=== ÜBUNGSDATEN ===

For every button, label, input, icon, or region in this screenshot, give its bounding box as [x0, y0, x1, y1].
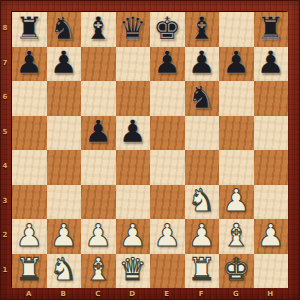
square-e1[interactable] — [150, 254, 185, 289]
square-g6[interactable] — [219, 81, 254, 116]
rank-label-2: 2 — [0, 218, 10, 253]
rank-label-6: 6 — [0, 80, 10, 115]
square-e5[interactable] — [150, 116, 185, 151]
chess-board-frame: ♜♞♝♛♚♝♜♟♟♟♟♟♟♞♟♟♞♟♟♟♟♟♟♟♝♟♜♞♝♛♜♚ 8765432… — [0, 0, 300, 300]
square-g4[interactable] — [219, 150, 254, 185]
piece-white-king: ♚ — [219, 254, 254, 289]
square-g5[interactable] — [219, 116, 254, 151]
piece-black-pawn: ♟ — [12, 47, 47, 82]
file-label-b: B — [46, 288, 81, 300]
file-label-c: C — [81, 288, 116, 300]
rank-label-8: 8 — [0, 11, 10, 46]
square-c3[interactable] — [81, 185, 116, 220]
square-e3[interactable] — [150, 185, 185, 220]
square-a1[interactable]: ♜ — [12, 254, 47, 289]
piece-white-pawn: ♟ — [81, 219, 116, 254]
square-d5[interactable]: ♟ — [116, 116, 151, 151]
square-f1[interactable]: ♜ — [185, 254, 220, 289]
rank-label-3: 3 — [0, 184, 10, 219]
square-a8[interactable]: ♜ — [12, 12, 47, 47]
rank-label-7: 7 — [0, 46, 10, 81]
square-d1[interactable]: ♛ — [116, 254, 151, 289]
square-h3[interactable] — [254, 185, 289, 220]
square-d3[interactable] — [116, 185, 151, 220]
square-d8[interactable]: ♛ — [116, 12, 151, 47]
piece-white-pawn: ♟ — [12, 219, 47, 254]
piece-black-knight: ♞ — [185, 81, 220, 116]
square-e6[interactable] — [150, 81, 185, 116]
file-label-d: D — [115, 288, 150, 300]
square-d2[interactable]: ♟ — [116, 219, 151, 254]
file-label-e: E — [150, 288, 185, 300]
square-f8[interactable]: ♝ — [185, 12, 220, 47]
square-c8[interactable]: ♝ — [81, 12, 116, 47]
piece-black-rook: ♜ — [12, 12, 47, 47]
piece-black-bishop: ♝ — [81, 12, 116, 47]
square-h7[interactable]: ♟ — [254, 47, 289, 82]
rank-label-4: 4 — [0, 149, 10, 184]
square-a5[interactable] — [12, 116, 47, 151]
rank-label-5: 5 — [0, 115, 10, 150]
piece-white-queen: ♛ — [116, 254, 151, 289]
square-a4[interactable] — [12, 150, 47, 185]
square-g1[interactable]: ♚ — [219, 254, 254, 289]
square-e8[interactable]: ♚ — [150, 12, 185, 47]
square-d7[interactable] — [116, 47, 151, 82]
square-c6[interactable] — [81, 81, 116, 116]
square-d4[interactable] — [116, 150, 151, 185]
piece-black-pawn: ♟ — [47, 47, 82, 82]
square-h2[interactable]: ♟ — [254, 219, 289, 254]
piece-black-queen: ♛ — [116, 12, 151, 47]
piece-white-knight: ♞ — [47, 254, 82, 289]
square-b2[interactable]: ♟ — [47, 219, 82, 254]
square-f2[interactable]: ♟ — [185, 219, 220, 254]
file-label-a: A — [12, 288, 47, 300]
square-b1[interactable]: ♞ — [47, 254, 82, 289]
square-f5[interactable] — [185, 116, 220, 151]
rank-label-1: 1 — [0, 253, 10, 288]
chess-board: ♜♞♝♛♚♝♜♟♟♟♟♟♟♞♟♟♞♟♟♟♟♟♟♟♝♟♜♞♝♛♜♚ — [11, 11, 287, 287]
piece-white-knight: ♞ — [185, 185, 220, 220]
piece-white-pawn: ♟ — [185, 219, 220, 254]
piece-white-bishop: ♝ — [81, 254, 116, 289]
piece-black-pawn: ♟ — [150, 47, 185, 82]
piece-black-knight: ♞ — [47, 12, 82, 47]
piece-black-pawn: ♟ — [254, 47, 289, 82]
square-a3[interactable] — [12, 185, 47, 220]
square-h1[interactable] — [254, 254, 289, 289]
piece-white-rook: ♜ — [12, 254, 47, 289]
square-e2[interactable]: ♟ — [150, 219, 185, 254]
piece-white-rook: ♜ — [185, 254, 220, 289]
piece-black-king: ♚ — [150, 12, 185, 47]
piece-black-pawn: ♟ — [81, 116, 116, 151]
square-g2[interactable]: ♝ — [219, 219, 254, 254]
piece-white-pawn: ♟ — [150, 219, 185, 254]
piece-black-pawn: ♟ — [185, 47, 220, 82]
square-f3[interactable]: ♞ — [185, 185, 220, 220]
file-label-h: H — [253, 288, 288, 300]
square-h4[interactable] — [254, 150, 289, 185]
piece-black-rook: ♜ — [254, 12, 289, 47]
file-label-g: G — [219, 288, 254, 300]
square-b4[interactable] — [47, 150, 82, 185]
square-d6[interactable] — [116, 81, 151, 116]
piece-white-pawn: ♟ — [116, 219, 151, 254]
square-b5[interactable] — [47, 116, 82, 151]
square-h5[interactable] — [254, 116, 289, 151]
square-b8[interactable]: ♞ — [47, 12, 82, 47]
square-c1[interactable]: ♝ — [81, 254, 116, 289]
square-e7[interactable]: ♟ — [150, 47, 185, 82]
piece-white-bishop: ♝ — [219, 219, 254, 254]
square-c2[interactable]: ♟ — [81, 219, 116, 254]
piece-black-pawn: ♟ — [219, 47, 254, 82]
square-g8[interactable] — [219, 12, 254, 47]
square-b7[interactable]: ♟ — [47, 47, 82, 82]
square-c4[interactable] — [81, 150, 116, 185]
square-a6[interactable] — [12, 81, 47, 116]
square-a2[interactable]: ♟ — [12, 219, 47, 254]
square-h8[interactable]: ♜ — [254, 12, 289, 47]
file-label-f: F — [184, 288, 219, 300]
square-c5[interactable]: ♟ — [81, 116, 116, 151]
square-g7[interactable]: ♟ — [219, 47, 254, 82]
piece-black-bishop: ♝ — [185, 12, 220, 47]
square-c7[interactable] — [81, 47, 116, 82]
piece-white-pawn: ♟ — [47, 219, 82, 254]
square-g3[interactable]: ♟ — [219, 185, 254, 220]
square-b6[interactable] — [47, 81, 82, 116]
piece-white-pawn: ♟ — [254, 219, 289, 254]
piece-black-pawn: ♟ — [116, 116, 151, 151]
square-b3[interactable] — [47, 185, 82, 220]
square-a7[interactable]: ♟ — [12, 47, 47, 82]
square-h6[interactable] — [254, 81, 289, 116]
square-f6[interactable]: ♞ — [185, 81, 220, 116]
square-e4[interactable] — [150, 150, 185, 185]
square-f4[interactable] — [185, 150, 220, 185]
square-f7[interactable]: ♟ — [185, 47, 220, 82]
piece-white-pawn: ♟ — [219, 185, 254, 220]
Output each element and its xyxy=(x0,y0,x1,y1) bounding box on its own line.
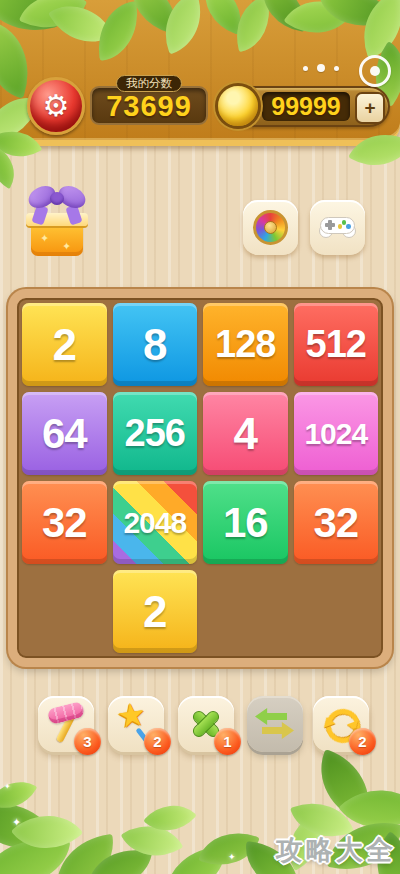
coin-value: 99999 xyxy=(271,92,341,121)
coin-field: 99999 xyxy=(262,92,350,121)
tile-128: 128 xyxy=(203,303,288,386)
gear-icon: ⚙ xyxy=(43,91,70,121)
tile-8: 8 xyxy=(113,303,198,386)
tile-2: 2 xyxy=(113,570,198,653)
tile-256: 256 xyxy=(113,392,198,475)
more-dots-icon[interactable] xyxy=(303,62,339,74)
gift-box-button[interactable]: ✦ ✦ xyxy=(24,186,90,260)
tile-32: 32 xyxy=(294,481,379,564)
score-value: 73699 xyxy=(92,88,206,125)
tile-1024: 1024 xyxy=(294,392,379,475)
gift-star-icon: ✦ xyxy=(40,233,49,244)
powerup-star-wand-button[interactable]: ★ 2 xyxy=(108,696,164,752)
tile-4: 4 xyxy=(203,392,288,475)
settings-button[interactable]: ⚙ xyxy=(27,77,85,135)
sparkle-icon: ✦ xyxy=(12,816,21,829)
powerup-swap-button[interactable] xyxy=(247,696,303,752)
powerup-x-remove-button[interactable]: 1 xyxy=(178,696,234,752)
empty-cell xyxy=(203,570,288,653)
tile-2048: 2048 xyxy=(113,481,198,564)
coin-icon xyxy=(215,83,261,129)
coin-bar: 99999 + xyxy=(216,86,390,127)
lucky-wheel-button[interactable] xyxy=(243,200,298,255)
tile-2: 2 xyxy=(22,303,107,386)
lucky-wheel-icon xyxy=(253,210,288,245)
score-label: 我的分数 xyxy=(116,75,182,92)
shuffle-count-badge: 2 xyxy=(349,728,376,755)
game-board[interactable]: 28128512642564102432204816322 xyxy=(8,289,392,667)
tile-512: 512 xyxy=(294,303,379,386)
tile-32: 32 xyxy=(22,481,107,564)
star-wand-count-badge: 2 xyxy=(144,728,171,755)
powerup-hammer-button[interactable]: 3 xyxy=(38,696,94,752)
watermark: 攻略大全 xyxy=(276,832,396,868)
powerup-shuffle-button[interactable]: 2 xyxy=(313,696,369,752)
gift-bow-knot xyxy=(50,192,64,205)
empty-cell xyxy=(22,570,107,653)
sparkle-icon: ✦ xyxy=(228,852,236,862)
empty-cell xyxy=(294,570,379,653)
x-remove-count-badge: 1 xyxy=(214,728,241,755)
minigame-button[interactable] xyxy=(310,200,365,255)
score-panel: 我的分数 73699 xyxy=(90,86,208,125)
add-coins-button[interactable]: + xyxy=(355,92,385,124)
gamepad-icon xyxy=(320,217,355,238)
tile-16: 16 xyxy=(203,481,288,564)
circle-dot-icon[interactable] xyxy=(359,55,391,87)
gift-body: ✦ ✦ xyxy=(31,225,83,256)
board-grid: 28128512642564102432204816322 xyxy=(17,298,383,658)
gift-star-icon: ✦ xyxy=(62,241,71,252)
tile-64: 64 xyxy=(22,392,107,475)
game-screen: ⚙ 我的分数 73699 99999 + ✦ ✦ xyxy=(0,0,400,874)
hammer-count-badge: 3 xyxy=(74,728,101,755)
sparkle-icon: ✦ xyxy=(4,782,11,791)
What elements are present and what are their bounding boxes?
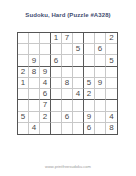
cell-r8c3[interactable]: 2: [40, 112, 51, 123]
cell-r5c7[interactable]: 5: [84, 78, 95, 89]
cell-r2c1[interactable]: [18, 44, 29, 55]
cell-r5c6[interactable]: [73, 78, 84, 89]
cell-r7c7[interactable]: [84, 100, 95, 111]
cell-r2c9[interactable]: [106, 44, 117, 55]
cell-r1c7[interactable]: [84, 33, 95, 44]
cell-r6c6[interactable]: 4: [73, 89, 84, 100]
cell-r2c4[interactable]: [51, 44, 62, 55]
cell-r6c3[interactable]: 6: [40, 89, 51, 100]
cell-r3c3[interactable]: [40, 55, 51, 66]
cell-r3c6[interactable]: [73, 55, 84, 66]
cell-r5c4[interactable]: [51, 78, 62, 89]
cell-r9c8[interactable]: [95, 123, 106, 134]
cell-r3c2[interactable]: 9: [29, 55, 40, 66]
cell-r7c9[interactable]: [106, 100, 117, 111]
cell-r2c8[interactable]: 6: [95, 44, 106, 55]
cell-r2c3[interactable]: [40, 44, 51, 55]
cell-r5c2[interactable]: [29, 78, 40, 89]
cell-r9c4[interactable]: [51, 123, 62, 134]
cell-r7c2[interactable]: [29, 100, 40, 111]
cell-r5c8[interactable]: 9: [95, 78, 106, 89]
cell-r7c8[interactable]: [95, 100, 106, 111]
cell-r9c1[interactable]: [18, 123, 29, 134]
cell-r3c7[interactable]: [84, 55, 95, 66]
cell-r1c2[interactable]: [29, 33, 40, 44]
cell-r8c9[interactable]: 4: [106, 112, 117, 123]
cell-r2c2[interactable]: [29, 44, 40, 55]
cell-r2c7[interactable]: [84, 44, 95, 55]
cell-r6c8[interactable]: [95, 89, 106, 100]
cell-r4c4[interactable]: [51, 67, 62, 78]
cell-r7c6[interactable]: [73, 100, 84, 111]
cell-r8c7[interactable]: 9: [84, 112, 95, 123]
cell-r6c5[interactable]: [62, 89, 73, 100]
cell-r7c1[interactable]: [18, 100, 29, 111]
cell-r4c5[interactable]: [62, 67, 73, 78]
cell-r1c8[interactable]: [95, 33, 106, 44]
cell-r1c1[interactable]: [18, 33, 29, 44]
cell-r9c5[interactable]: [62, 123, 73, 134]
sudoku-grid: 1725696528914859642752694468: [17, 32, 118, 135]
cell-r7c5[interactable]: [62, 100, 73, 111]
cell-r3c5[interactable]: [62, 55, 73, 66]
cell-r3c4[interactable]: 6: [51, 55, 62, 66]
cell-r6c7[interactable]: 2: [84, 89, 95, 100]
cell-r5c3[interactable]: 4: [40, 78, 51, 89]
cell-r1c9[interactable]: 2: [106, 33, 117, 44]
cell-r1c6[interactable]: [73, 33, 84, 44]
cell-r8c4[interactable]: [51, 112, 62, 123]
cell-r6c1[interactable]: [18, 89, 29, 100]
cell-r9c2[interactable]: 4: [29, 123, 40, 134]
cell-r8c1[interactable]: 5: [18, 112, 29, 123]
cell-r5c1[interactable]: 1: [18, 78, 29, 89]
cell-r5c9[interactable]: [106, 78, 117, 89]
cell-r4c8[interactable]: [95, 67, 106, 78]
cell-r4c1[interactable]: 2: [18, 67, 29, 78]
footer-url: www.printfreesudoku.com: [0, 164, 136, 169]
cell-r4c9[interactable]: [106, 67, 117, 78]
cell-r9c9[interactable]: 8: [106, 123, 117, 134]
puzzle-title: Sudoku, Hard (Puzzle #A328): [0, 12, 136, 18]
cell-r8c5[interactable]: 6: [62, 112, 73, 123]
cell-r2c6[interactable]: 5: [73, 44, 84, 55]
cell-r9c7[interactable]: 6: [84, 123, 95, 134]
cell-r6c2[interactable]: [29, 89, 40, 100]
cell-r4c2[interactable]: 8: [29, 67, 40, 78]
cell-r8c2[interactable]: [29, 112, 40, 123]
cell-r9c3[interactable]: [40, 123, 51, 134]
cell-r6c4[interactable]: [51, 89, 62, 100]
cell-r8c8[interactable]: [95, 112, 106, 123]
cell-r9c6[interactable]: [73, 123, 84, 134]
cell-r2c5[interactable]: [62, 44, 73, 55]
cell-r3c9[interactable]: 5: [106, 55, 117, 66]
cell-r4c6[interactable]: [73, 67, 84, 78]
cell-r4c3[interactable]: 9: [40, 67, 51, 78]
puzzle-page: Sudoku, Hard (Puzzle #A328) 172569652891…: [0, 0, 136, 176]
cell-r5c5[interactable]: 8: [62, 78, 73, 89]
cell-r1c5[interactable]: 7: [62, 33, 73, 44]
cell-r7c4[interactable]: [51, 100, 62, 111]
cell-r3c1[interactable]: [18, 55, 29, 66]
cell-r6c9[interactable]: [106, 89, 117, 100]
cell-r7c3[interactable]: 7: [40, 100, 51, 111]
cell-r1c4[interactable]: 1: [51, 33, 62, 44]
cell-r4c7[interactable]: [84, 67, 95, 78]
cell-r8c6[interactable]: [73, 112, 84, 123]
cell-r1c3[interactable]: [40, 33, 51, 44]
cell-r3c8[interactable]: [95, 55, 106, 66]
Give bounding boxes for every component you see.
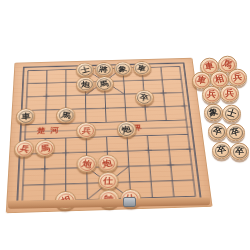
board-piece-black-車[interactable]: 車	[132, 61, 151, 76]
board-piece-black-卒[interactable]: 卒	[134, 90, 154, 106]
board-piece-black-士[interactable]: 士	[76, 62, 95, 77]
board-piece-red-馬[interactable]: 馬	[35, 139, 55, 156]
board-piece-red-炮[interactable]: 炮	[97, 154, 118, 172]
board-piece-red-兵[interactable]: 兵	[76, 122, 96, 139]
captured-piece-black-卒[interactable]: 卒	[226, 124, 245, 141]
captured-piece-black-卒[interactable]: 卒	[208, 123, 227, 140]
captured-black-pieces-tray: 象士卒卒卒卒	[201, 103, 250, 165]
board-piece-red-炮[interactable]: 炮	[77, 155, 97, 173]
board-piece-red-仕[interactable]: 仕	[98, 172, 119, 190]
board-piece-black-馬[interactable]: 馬	[95, 76, 114, 91]
captured-piece-black-象[interactable]: 象	[204, 104, 223, 121]
captured-piece-red-兵[interactable]: 兵	[220, 85, 239, 102]
board-piece-black-將[interactable]: 將	[95, 62, 114, 77]
captured-red-pieces-tray: 車馬車相兵兵兵	[190, 54, 250, 106]
xiangqi-board: 楚河 漢界 士將象車炮馬卒車馬炮兵兵馬炮炮仕相帥仕	[6, 58, 213, 213]
board-piece-black-炮[interactable]: 炮	[117, 121, 137, 138]
metal-clasp-icon	[123, 197, 136, 207]
board-piece-black-象[interactable]: 象	[114, 61, 133, 76]
product-photo-canvas: 楚河 漢界 士將象車炮馬卒車馬炮兵兵馬炮炮仕相帥仕 車馬車相兵兵兵 象士卒卒卒卒	[0, 0, 250, 250]
board-piece-black-馬[interactable]: 馬	[56, 107, 75, 123]
board-piece-black-車[interactable]: 車	[16, 108, 36, 124]
captured-piece-red-兵[interactable]: 兵	[202, 86, 221, 103]
board-piece-red-兵[interactable]: 兵	[14, 140, 35, 157]
captured-piece-black-卒[interactable]: 卒	[230, 143, 249, 160]
captured-piece-red-兵[interactable]: 兵	[228, 69, 247, 86]
river-label-left: 楚河	[37, 125, 63, 136]
captured-piece-black-卒[interactable]: 卒	[212, 142, 231, 159]
captured-piece-black-士[interactable]: 士	[222, 105, 241, 122]
board-piece-black-炮[interactable]: 炮	[76, 77, 95, 92]
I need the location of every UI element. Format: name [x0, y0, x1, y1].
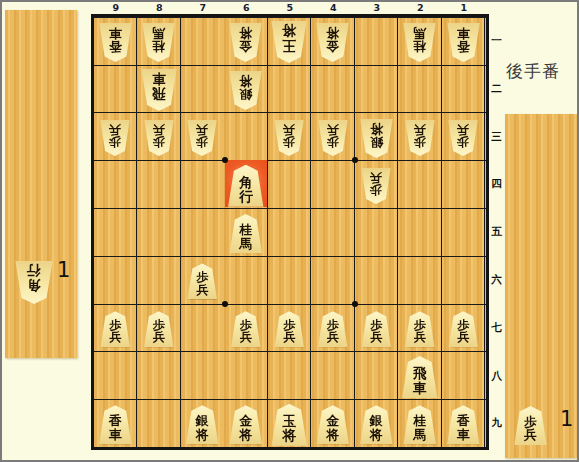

===

* _AUSZUFÜHRENDE ANWEISUNG_: Gib alles von der Zeile mit „square-e1[interactable] — [150, 254, 185, 289]“ bis hinunter zur Zeile mit „piece-white-king: ♚ — [219, 254, 254, 289]“ unverändert aus, beide Randzeilen eingeschlossen.

* _LÖSUNG_:
square-e1[interactable] — [150, 254, 185, 289]
square-g6[interactable] — [219, 81, 254, 116]
rank-label-2: 2 — [0, 218, 10, 253]
rank-label-6: 6 — [0, 80, 10, 115]
square-e5[interactable] — [150, 116, 185, 151]
chess-board-frame: ♜♞♝♛♚♝♜♟♟♟♟♟♟♞♟♟♞♟♟♟♟♟♟♟♝♟♜♞♝♛♜♚ 8765432… — [0, 0, 300, 300]
square-g4[interactable] — [219, 150, 254, 185]
piece-white-king: ♚ — [219, 254, 254, 289]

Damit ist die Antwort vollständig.